(Spatial annotation listing)
########################################
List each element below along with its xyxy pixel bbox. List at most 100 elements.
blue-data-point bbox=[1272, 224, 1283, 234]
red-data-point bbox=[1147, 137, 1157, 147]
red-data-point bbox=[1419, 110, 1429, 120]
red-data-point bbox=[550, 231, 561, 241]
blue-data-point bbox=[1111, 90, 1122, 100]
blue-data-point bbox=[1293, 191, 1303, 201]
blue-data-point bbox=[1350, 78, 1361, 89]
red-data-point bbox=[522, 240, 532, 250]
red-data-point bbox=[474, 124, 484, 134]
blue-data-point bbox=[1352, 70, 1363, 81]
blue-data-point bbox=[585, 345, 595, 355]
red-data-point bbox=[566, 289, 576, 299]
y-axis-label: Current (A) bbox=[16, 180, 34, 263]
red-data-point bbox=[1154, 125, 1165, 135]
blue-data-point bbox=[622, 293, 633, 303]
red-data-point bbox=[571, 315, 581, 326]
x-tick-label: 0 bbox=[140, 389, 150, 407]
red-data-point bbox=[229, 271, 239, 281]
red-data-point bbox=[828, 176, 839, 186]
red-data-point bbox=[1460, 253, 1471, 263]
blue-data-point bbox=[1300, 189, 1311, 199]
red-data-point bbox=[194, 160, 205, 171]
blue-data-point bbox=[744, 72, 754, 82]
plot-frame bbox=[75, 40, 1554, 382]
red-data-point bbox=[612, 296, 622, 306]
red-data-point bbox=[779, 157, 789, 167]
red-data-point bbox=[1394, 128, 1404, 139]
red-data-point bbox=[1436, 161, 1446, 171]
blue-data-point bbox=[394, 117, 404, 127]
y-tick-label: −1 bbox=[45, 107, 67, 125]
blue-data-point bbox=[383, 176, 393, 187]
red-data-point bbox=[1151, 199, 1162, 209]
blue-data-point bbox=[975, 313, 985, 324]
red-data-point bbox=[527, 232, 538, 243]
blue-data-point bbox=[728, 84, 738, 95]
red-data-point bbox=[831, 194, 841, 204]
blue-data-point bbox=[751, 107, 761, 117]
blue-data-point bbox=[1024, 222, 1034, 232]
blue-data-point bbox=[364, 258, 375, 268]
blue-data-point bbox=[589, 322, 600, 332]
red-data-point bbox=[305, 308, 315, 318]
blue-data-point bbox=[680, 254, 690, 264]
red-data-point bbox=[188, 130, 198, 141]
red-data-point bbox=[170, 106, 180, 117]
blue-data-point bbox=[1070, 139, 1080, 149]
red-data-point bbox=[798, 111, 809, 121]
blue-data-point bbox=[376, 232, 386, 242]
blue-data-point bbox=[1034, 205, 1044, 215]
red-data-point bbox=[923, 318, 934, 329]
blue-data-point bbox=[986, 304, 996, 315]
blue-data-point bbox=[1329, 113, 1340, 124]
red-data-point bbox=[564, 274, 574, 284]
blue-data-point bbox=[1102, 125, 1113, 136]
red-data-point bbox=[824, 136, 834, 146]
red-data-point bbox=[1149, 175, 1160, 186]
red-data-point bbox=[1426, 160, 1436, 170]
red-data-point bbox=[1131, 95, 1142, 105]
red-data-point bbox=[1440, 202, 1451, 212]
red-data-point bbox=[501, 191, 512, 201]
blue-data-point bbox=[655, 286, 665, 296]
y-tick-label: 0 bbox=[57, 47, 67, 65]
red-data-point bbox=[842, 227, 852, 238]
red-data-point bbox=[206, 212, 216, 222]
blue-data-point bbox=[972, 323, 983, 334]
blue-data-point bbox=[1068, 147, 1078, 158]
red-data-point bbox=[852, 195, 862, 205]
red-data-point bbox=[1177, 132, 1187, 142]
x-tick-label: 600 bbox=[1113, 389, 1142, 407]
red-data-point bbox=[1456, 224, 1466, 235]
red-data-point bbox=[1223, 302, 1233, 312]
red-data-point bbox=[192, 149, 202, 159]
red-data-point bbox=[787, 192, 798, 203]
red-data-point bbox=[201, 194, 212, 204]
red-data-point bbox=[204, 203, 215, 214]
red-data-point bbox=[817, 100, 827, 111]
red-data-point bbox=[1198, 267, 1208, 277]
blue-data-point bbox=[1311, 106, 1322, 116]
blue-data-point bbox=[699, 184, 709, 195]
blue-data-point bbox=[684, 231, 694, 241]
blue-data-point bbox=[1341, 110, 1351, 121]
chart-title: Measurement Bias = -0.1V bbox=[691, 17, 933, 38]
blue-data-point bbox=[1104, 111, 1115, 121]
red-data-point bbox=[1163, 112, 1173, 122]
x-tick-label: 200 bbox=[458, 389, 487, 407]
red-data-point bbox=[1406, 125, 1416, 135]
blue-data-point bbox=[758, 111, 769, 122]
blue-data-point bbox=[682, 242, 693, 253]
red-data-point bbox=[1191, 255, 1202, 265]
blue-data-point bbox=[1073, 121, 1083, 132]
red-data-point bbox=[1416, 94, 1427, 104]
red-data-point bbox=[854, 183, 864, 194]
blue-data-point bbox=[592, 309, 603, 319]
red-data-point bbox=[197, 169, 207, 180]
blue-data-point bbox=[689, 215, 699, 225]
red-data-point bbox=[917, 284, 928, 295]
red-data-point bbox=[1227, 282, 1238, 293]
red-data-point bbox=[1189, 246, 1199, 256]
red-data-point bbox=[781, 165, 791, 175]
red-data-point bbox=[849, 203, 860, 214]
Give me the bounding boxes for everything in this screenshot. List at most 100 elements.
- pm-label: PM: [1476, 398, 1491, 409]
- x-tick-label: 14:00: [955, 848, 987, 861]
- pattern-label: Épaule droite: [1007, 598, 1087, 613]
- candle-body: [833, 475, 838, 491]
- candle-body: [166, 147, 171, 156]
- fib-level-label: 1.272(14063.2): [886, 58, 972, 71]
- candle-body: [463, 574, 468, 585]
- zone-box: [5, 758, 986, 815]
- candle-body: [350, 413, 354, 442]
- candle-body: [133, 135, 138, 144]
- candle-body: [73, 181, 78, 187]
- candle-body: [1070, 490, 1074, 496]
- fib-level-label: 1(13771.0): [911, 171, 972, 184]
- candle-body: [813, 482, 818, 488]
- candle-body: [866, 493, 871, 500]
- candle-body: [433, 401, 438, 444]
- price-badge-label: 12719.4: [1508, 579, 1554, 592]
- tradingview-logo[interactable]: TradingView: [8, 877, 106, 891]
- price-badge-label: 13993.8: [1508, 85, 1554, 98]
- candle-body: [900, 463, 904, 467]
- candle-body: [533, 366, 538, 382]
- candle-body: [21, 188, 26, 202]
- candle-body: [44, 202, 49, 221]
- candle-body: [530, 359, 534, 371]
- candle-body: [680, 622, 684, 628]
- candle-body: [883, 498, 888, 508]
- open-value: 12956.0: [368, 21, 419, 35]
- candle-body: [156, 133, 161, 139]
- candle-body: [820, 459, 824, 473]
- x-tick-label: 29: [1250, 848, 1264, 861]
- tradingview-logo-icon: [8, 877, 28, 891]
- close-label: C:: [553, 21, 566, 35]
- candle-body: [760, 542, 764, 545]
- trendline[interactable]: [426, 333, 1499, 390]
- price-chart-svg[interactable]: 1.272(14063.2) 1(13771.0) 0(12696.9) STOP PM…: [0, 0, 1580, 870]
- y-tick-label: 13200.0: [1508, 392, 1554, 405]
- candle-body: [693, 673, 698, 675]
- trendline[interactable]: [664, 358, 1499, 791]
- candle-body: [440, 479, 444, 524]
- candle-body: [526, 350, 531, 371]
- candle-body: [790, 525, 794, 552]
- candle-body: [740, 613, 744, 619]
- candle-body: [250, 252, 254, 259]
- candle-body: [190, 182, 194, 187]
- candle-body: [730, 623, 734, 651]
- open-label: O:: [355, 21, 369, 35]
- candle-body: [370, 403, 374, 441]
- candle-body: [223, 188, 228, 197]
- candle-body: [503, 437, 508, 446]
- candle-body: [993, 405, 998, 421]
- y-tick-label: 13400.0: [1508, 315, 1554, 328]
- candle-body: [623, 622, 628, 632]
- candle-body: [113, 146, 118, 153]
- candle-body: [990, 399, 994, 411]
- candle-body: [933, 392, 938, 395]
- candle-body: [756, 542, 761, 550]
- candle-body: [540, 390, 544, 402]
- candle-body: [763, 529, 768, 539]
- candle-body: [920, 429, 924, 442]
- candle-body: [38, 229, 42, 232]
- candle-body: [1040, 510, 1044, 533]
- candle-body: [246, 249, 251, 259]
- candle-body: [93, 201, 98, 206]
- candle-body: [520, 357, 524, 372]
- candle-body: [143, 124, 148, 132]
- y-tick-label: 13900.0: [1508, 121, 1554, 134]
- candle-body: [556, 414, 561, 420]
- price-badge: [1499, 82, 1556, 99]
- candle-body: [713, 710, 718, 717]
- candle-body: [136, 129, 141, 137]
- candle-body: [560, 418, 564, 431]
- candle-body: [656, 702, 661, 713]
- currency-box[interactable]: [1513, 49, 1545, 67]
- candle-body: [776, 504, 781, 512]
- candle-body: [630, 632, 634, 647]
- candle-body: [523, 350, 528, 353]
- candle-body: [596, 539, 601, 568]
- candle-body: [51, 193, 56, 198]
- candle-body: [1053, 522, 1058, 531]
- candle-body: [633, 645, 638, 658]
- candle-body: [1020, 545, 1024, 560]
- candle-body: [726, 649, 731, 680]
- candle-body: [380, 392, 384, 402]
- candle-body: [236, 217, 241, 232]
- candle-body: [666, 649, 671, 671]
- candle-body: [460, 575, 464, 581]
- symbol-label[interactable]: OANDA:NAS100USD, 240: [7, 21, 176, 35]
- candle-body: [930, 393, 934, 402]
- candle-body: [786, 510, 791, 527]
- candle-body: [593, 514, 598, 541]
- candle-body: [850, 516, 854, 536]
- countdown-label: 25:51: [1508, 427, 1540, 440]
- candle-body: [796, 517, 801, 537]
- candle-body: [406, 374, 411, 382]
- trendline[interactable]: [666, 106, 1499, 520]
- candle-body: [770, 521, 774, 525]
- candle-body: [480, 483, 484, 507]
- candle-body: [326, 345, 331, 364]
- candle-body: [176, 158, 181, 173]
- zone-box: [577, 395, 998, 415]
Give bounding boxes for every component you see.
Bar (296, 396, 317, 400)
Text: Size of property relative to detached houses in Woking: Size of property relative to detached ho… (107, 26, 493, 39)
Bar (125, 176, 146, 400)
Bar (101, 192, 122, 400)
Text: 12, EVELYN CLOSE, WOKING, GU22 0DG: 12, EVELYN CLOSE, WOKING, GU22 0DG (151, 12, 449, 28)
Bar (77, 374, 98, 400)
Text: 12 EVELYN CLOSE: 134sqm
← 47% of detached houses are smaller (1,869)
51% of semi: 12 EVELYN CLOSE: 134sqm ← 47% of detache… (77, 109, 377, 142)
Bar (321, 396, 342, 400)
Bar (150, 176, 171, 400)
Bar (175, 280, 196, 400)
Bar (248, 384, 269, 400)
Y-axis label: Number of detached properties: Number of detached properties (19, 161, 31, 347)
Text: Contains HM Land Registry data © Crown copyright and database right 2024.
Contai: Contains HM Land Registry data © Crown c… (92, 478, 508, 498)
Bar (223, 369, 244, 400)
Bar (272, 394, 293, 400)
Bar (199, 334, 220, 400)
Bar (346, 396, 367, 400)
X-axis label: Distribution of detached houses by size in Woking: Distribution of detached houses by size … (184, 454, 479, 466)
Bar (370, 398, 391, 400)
########################################
→ **TASK PROMPT**
Copy out the listing again word for word, starting at its first line and ending at the line that contains "red-data-point bbox=[824, 136, 834, 146]", with both of those lines included.

→ **ANSWER BELOW**
List each element below along with its xyxy pixel bbox. List at most 100 elements.
blue-data-point bbox=[1272, 224, 1283, 234]
red-data-point bbox=[1147, 137, 1157, 147]
red-data-point bbox=[1419, 110, 1429, 120]
red-data-point bbox=[550, 231, 561, 241]
blue-data-point bbox=[1111, 90, 1122, 100]
blue-data-point bbox=[1293, 191, 1303, 201]
blue-data-point bbox=[1350, 78, 1361, 89]
red-data-point bbox=[522, 240, 532, 250]
red-data-point bbox=[474, 124, 484, 134]
blue-data-point bbox=[1352, 70, 1363, 81]
blue-data-point bbox=[585, 345, 595, 355]
red-data-point bbox=[566, 289, 576, 299]
y-axis-label: Current (A) bbox=[16, 180, 34, 263]
red-data-point bbox=[1154, 125, 1165, 135]
blue-data-point bbox=[622, 293, 633, 303]
red-data-point bbox=[571, 315, 581, 326]
x-tick-label: 0 bbox=[140, 389, 150, 407]
red-data-point bbox=[229, 271, 239, 281]
red-data-point bbox=[828, 176, 839, 186]
red-data-point bbox=[1460, 253, 1471, 263]
blue-data-point bbox=[1300, 189, 1311, 199]
red-data-point bbox=[194, 160, 205, 171]
blue-data-point bbox=[744, 72, 754, 82]
plot-frame bbox=[75, 40, 1554, 382]
red-data-point bbox=[612, 296, 622, 306]
red-data-point bbox=[779, 157, 789, 167]
red-data-point bbox=[1394, 128, 1404, 139]
red-data-point bbox=[1436, 161, 1446, 171]
blue-data-point bbox=[394, 117, 404, 127]
y-tick-label: −1 bbox=[45, 107, 67, 125]
blue-data-point bbox=[383, 176, 393, 187]
red-data-point bbox=[1151, 199, 1162, 209]
blue-data-point bbox=[975, 313, 985, 324]
red-data-point bbox=[527, 232, 538, 243]
blue-data-point bbox=[728, 84, 738, 95]
red-data-point bbox=[831, 194, 841, 204]
blue-data-point bbox=[751, 107, 761, 117]
blue-data-point bbox=[1024, 222, 1034, 232]
blue-data-point bbox=[364, 258, 375, 268]
blue-data-point bbox=[589, 322, 600, 332]
red-data-point bbox=[305, 308, 315, 318]
blue-data-point bbox=[680, 254, 690, 264]
red-data-point bbox=[188, 130, 198, 141]
red-data-point bbox=[170, 106, 180, 117]
blue-data-point bbox=[1070, 139, 1080, 149]
red-data-point bbox=[798, 111, 809, 121]
blue-data-point bbox=[376, 232, 386, 242]
blue-data-point bbox=[1034, 205, 1044, 215]
red-data-point bbox=[923, 318, 934, 329]
blue-data-point bbox=[986, 304, 996, 315]
blue-data-point bbox=[1329, 113, 1340, 124]
red-data-point bbox=[564, 274, 574, 284]
blue-data-point bbox=[1102, 125, 1113, 136]
red-data-point bbox=[824, 136, 834, 146]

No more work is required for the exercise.